++++ Entries shown

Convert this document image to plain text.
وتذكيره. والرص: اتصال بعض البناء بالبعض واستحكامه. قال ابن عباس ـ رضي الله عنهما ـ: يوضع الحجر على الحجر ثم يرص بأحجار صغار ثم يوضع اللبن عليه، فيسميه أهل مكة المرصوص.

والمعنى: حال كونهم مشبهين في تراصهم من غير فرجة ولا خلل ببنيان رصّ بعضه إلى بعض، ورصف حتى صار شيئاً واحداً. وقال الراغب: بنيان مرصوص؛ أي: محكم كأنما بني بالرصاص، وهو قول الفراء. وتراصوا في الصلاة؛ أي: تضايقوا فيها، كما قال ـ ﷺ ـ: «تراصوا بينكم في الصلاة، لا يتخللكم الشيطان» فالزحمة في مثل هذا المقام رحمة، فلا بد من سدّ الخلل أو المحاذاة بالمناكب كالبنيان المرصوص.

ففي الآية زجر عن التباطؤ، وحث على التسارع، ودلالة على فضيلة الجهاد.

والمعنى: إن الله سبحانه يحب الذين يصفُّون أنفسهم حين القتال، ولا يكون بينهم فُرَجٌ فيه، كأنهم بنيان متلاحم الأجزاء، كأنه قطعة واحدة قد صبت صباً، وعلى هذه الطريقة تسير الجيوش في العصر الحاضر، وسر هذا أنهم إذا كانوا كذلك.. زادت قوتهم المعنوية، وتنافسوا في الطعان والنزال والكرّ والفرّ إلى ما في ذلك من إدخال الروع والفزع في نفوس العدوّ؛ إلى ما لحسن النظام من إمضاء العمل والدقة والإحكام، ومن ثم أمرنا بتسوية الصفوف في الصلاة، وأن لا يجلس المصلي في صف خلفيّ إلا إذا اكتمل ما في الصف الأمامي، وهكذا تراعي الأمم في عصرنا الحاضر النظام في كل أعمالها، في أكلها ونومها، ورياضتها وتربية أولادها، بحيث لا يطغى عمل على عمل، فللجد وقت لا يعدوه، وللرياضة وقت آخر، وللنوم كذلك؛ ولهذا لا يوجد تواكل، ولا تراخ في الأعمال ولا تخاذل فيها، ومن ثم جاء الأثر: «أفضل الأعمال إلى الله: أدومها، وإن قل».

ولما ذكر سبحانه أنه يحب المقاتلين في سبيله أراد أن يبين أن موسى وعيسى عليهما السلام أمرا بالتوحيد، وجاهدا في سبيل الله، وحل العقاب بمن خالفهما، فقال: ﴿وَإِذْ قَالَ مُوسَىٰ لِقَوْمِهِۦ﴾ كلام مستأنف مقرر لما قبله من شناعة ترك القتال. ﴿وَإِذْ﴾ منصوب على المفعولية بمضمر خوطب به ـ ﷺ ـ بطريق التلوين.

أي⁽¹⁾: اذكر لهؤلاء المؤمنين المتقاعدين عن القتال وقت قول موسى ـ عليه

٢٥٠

++++++++

- _To be done_
How many lines in the listing above contain the string "موسى"? Answer with the number only.

- _Correct response_
2